WHAT NEEDS TO BE DONE ▸
Copy out each of the entries below without changing a single character.

RAW DATA ▸
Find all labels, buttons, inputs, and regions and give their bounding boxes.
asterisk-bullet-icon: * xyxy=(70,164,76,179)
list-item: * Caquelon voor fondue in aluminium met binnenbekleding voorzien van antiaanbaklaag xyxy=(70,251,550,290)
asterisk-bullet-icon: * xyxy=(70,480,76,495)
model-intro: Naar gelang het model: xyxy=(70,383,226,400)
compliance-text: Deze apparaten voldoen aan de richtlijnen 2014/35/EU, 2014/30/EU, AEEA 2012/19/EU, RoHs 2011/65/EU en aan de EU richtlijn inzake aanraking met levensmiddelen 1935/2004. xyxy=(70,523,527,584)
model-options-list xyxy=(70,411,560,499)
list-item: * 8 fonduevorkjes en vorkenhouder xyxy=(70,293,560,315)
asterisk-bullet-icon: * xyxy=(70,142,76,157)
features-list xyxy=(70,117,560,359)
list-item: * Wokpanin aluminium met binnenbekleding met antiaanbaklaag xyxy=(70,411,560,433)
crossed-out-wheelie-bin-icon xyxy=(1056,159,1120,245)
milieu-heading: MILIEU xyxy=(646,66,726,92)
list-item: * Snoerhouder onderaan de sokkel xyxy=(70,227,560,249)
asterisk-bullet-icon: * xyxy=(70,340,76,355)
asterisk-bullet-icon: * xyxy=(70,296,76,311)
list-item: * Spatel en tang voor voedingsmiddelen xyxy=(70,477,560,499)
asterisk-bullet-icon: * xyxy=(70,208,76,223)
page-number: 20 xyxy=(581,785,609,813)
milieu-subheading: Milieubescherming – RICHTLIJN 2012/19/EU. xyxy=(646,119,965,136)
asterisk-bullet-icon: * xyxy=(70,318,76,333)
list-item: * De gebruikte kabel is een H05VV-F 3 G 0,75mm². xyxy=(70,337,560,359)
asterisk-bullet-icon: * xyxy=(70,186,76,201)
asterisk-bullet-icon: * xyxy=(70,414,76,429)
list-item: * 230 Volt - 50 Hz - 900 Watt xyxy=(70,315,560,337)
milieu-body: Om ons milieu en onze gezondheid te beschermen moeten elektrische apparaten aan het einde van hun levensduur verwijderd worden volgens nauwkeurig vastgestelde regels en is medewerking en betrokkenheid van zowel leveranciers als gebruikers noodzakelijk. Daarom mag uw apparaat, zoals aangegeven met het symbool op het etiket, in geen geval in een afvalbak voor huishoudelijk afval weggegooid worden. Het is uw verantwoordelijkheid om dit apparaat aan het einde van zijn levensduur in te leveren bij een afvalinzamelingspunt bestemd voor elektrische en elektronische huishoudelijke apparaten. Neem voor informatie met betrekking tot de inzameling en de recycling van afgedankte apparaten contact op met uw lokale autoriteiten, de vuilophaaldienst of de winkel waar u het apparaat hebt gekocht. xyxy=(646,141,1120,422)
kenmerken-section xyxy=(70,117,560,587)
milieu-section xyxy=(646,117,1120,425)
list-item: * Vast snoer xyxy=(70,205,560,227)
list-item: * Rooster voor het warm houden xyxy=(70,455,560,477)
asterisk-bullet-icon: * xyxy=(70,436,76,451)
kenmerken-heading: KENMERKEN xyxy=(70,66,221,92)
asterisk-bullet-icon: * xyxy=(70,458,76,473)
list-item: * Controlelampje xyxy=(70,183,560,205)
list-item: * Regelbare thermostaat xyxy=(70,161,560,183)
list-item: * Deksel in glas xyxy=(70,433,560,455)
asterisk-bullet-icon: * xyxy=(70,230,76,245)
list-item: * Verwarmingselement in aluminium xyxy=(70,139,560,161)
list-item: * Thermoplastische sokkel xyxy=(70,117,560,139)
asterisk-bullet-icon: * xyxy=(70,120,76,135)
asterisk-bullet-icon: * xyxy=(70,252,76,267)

ANSWER TO THIS TASK ▸
Find all labels, buttons, inputs, and regions and give their bounding boxes.
asterisk-bullet-icon: * xyxy=(70,164,76,179)
list-item: * Caquelon voor fondue in aluminium met binnenbekleding voorzien van antiaanbaklaag xyxy=(70,251,550,290)
asterisk-bullet-icon: * xyxy=(70,480,76,495)
model-intro: Naar gelang het model: xyxy=(70,383,226,400)
compliance-text: Deze apparaten voldoen aan de richtlijnen 2014/35/EU, 2014/30/EU, AEEA 2012/19/EU, RoHs 2011/65/EU en aan de EU richtlijn inzake aanraking met levensmiddelen 1935/2004. xyxy=(70,523,527,584)
model-options-list xyxy=(70,411,560,499)
list-item: * 8 fonduevorkjes en vorkenhouder xyxy=(70,293,560,315)
asterisk-bullet-icon: * xyxy=(70,142,76,157)
features-list xyxy=(70,117,560,359)
list-item: * Wokpanin aluminium met binnenbekleding met antiaanbaklaag xyxy=(70,411,560,433)
crossed-out-wheelie-bin-icon xyxy=(1056,159,1120,245)
milieu-heading: MILIEU xyxy=(646,66,726,92)
list-item: * Snoerhouder onderaan de sokkel xyxy=(70,227,560,249)
asterisk-bullet-icon: * xyxy=(70,340,76,355)
asterisk-bullet-icon: * xyxy=(70,296,76,311)
list-item: * Spatel en tang voor voedingsmiddelen xyxy=(70,477,560,499)
asterisk-bullet-icon: * xyxy=(70,208,76,223)
page-number: 20 xyxy=(581,785,609,813)
milieu-subheading: Milieubescherming – RICHTLIJN 2012/19/EU. xyxy=(646,119,965,136)
asterisk-bullet-icon: * xyxy=(70,318,76,333)
list-item: * De gebruikte kabel is een H05VV-F 3 G 0,75mm². xyxy=(70,337,560,359)
asterisk-bullet-icon: * xyxy=(70,186,76,201)
asterisk-bullet-icon: * xyxy=(70,414,76,429)
list-item: * 230 Volt - 50 Hz - 900 Watt xyxy=(70,315,560,337)
milieu-body: Om ons milieu en onze gezondheid te beschermen moeten elektrische apparaten aan het einde van hun levensduur verwijderd worden volgens nauwkeurig vastgestelde regels en is medewerking en betrokkenheid van zowel leveranciers als gebruikers noodzakelijk. Daarom mag uw apparaat, zoals aangegeven met het symbool op het etiket, in geen geval in een afvalbak voor huishoudelijk afval weggegooid worden. Het is uw verantwoordelijkheid om dit apparaat aan het einde van zijn levensduur in te leveren bij een afvalinzamelingspunt bestemd voor elektrische en elektronische huishoudelijke apparaten. Neem voor informatie met betrekking tot de inzameling en de recycling van afgedankte apparaten contact op met uw lokale autoriteiten, de vuilophaaldienst of de winkel waar u het apparaat hebt gekocht. xyxy=(646,141,1120,422)
kenmerken-section xyxy=(70,117,560,587)
milieu-section xyxy=(646,117,1120,425)
list-item: * Vast snoer xyxy=(70,205,560,227)
list-item: * Rooster voor het warm houden xyxy=(70,455,560,477)
asterisk-bullet-icon: * xyxy=(70,436,76,451)
kenmerken-heading: KENMERKEN xyxy=(70,66,221,92)
asterisk-bullet-icon: * xyxy=(70,458,76,473)
list-item: * Controlelampje xyxy=(70,183,560,205)
list-item: * Regelbare thermostaat xyxy=(70,161,560,183)
list-item: * Deksel in glas xyxy=(70,433,560,455)
asterisk-bullet-icon: * xyxy=(70,230,76,245)
list-item: * Verwarmingselement in aluminium xyxy=(70,139,560,161)
list-item: * Thermoplastische sokkel xyxy=(70,117,560,139)
asterisk-bullet-icon: * xyxy=(70,120,76,135)
asterisk-bullet-icon: * xyxy=(70,252,76,267)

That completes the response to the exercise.